Saved data entries
....

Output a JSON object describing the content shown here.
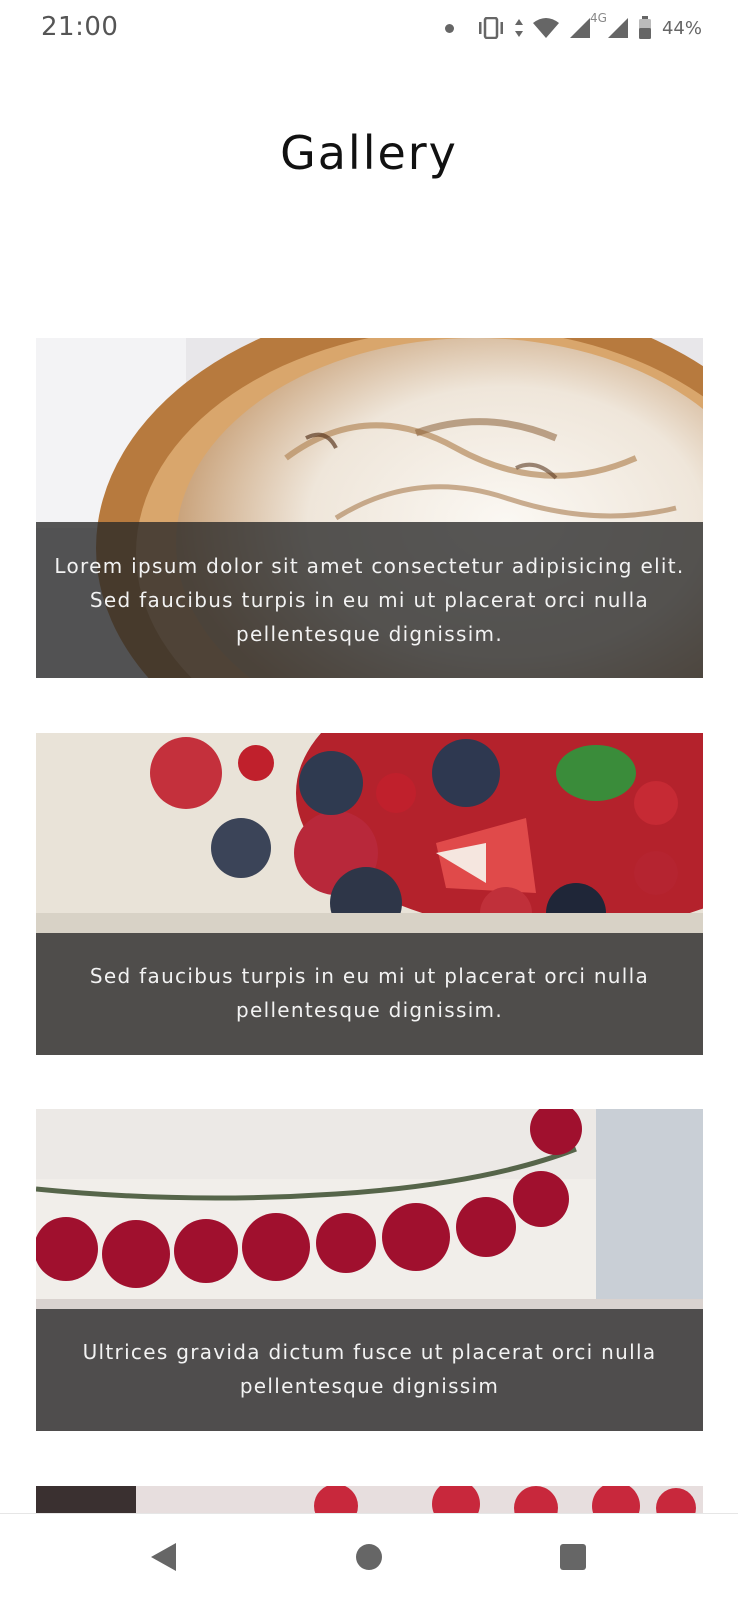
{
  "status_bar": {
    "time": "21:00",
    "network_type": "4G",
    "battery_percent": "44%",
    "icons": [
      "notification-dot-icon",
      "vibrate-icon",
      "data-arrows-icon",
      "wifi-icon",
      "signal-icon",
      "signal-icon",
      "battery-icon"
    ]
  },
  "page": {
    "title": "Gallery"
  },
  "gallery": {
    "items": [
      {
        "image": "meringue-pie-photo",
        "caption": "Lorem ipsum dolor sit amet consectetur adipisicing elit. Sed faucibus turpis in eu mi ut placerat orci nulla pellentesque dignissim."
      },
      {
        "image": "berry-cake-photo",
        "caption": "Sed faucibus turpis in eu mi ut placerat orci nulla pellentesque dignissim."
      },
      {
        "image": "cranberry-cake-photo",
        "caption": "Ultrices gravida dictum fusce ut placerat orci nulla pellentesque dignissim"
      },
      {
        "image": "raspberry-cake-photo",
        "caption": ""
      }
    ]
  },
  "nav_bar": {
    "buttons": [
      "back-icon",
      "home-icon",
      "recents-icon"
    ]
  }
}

....

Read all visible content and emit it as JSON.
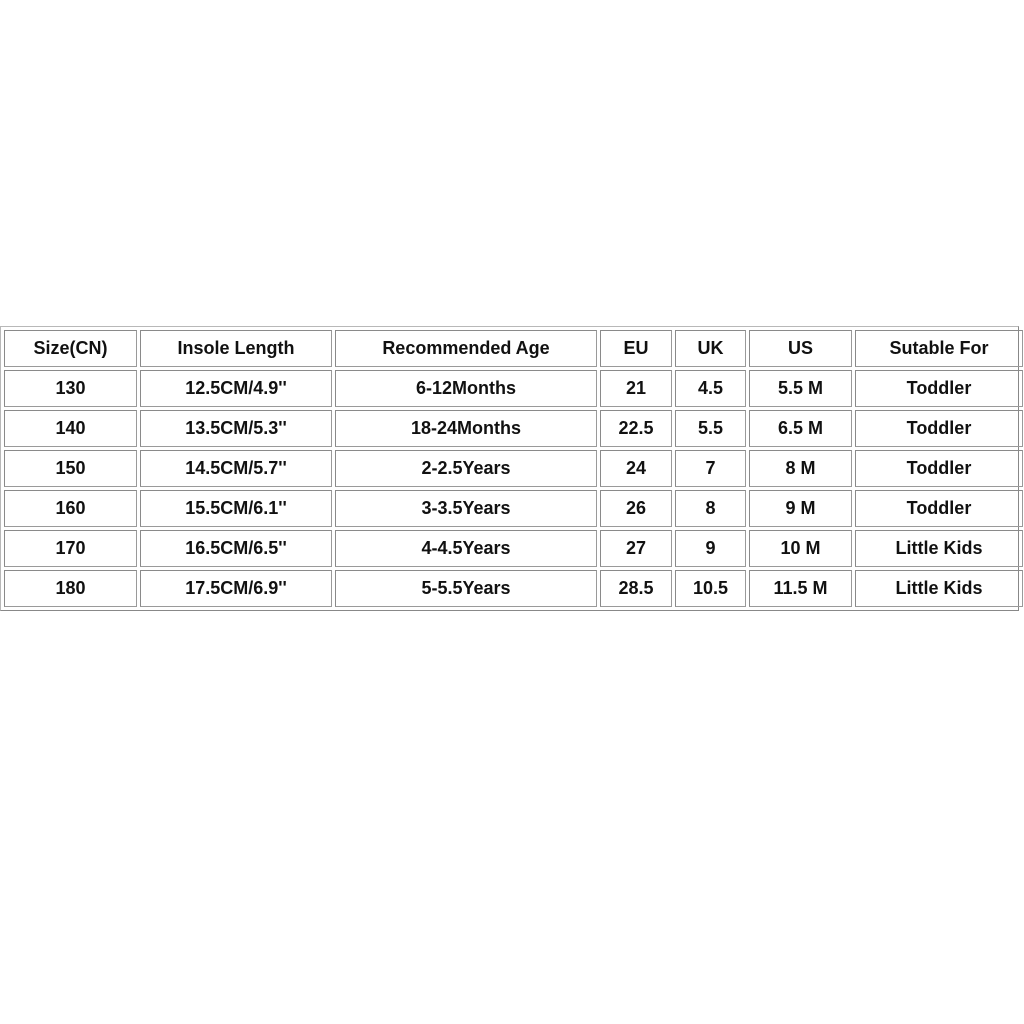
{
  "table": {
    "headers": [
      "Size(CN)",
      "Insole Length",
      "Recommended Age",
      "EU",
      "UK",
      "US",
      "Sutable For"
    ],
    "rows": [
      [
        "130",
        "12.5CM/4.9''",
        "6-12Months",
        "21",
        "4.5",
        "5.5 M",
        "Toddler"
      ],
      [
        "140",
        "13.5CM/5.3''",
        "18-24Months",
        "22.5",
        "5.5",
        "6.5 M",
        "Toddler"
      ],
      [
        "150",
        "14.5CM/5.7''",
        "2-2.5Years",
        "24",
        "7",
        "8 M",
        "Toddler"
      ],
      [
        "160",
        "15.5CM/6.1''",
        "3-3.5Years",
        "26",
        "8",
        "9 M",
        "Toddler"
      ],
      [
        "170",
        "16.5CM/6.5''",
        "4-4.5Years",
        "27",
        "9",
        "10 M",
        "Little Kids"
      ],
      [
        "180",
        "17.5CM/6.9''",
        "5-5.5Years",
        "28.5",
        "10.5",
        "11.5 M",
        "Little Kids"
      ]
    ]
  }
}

....

EXERCISE BRIEF: Find every line that holds "JSON" and copy it.

ANSWER TO THIS PROBLEM:
Output a JSON object describing the content shown here.
Read all visible content and emit it as JSON.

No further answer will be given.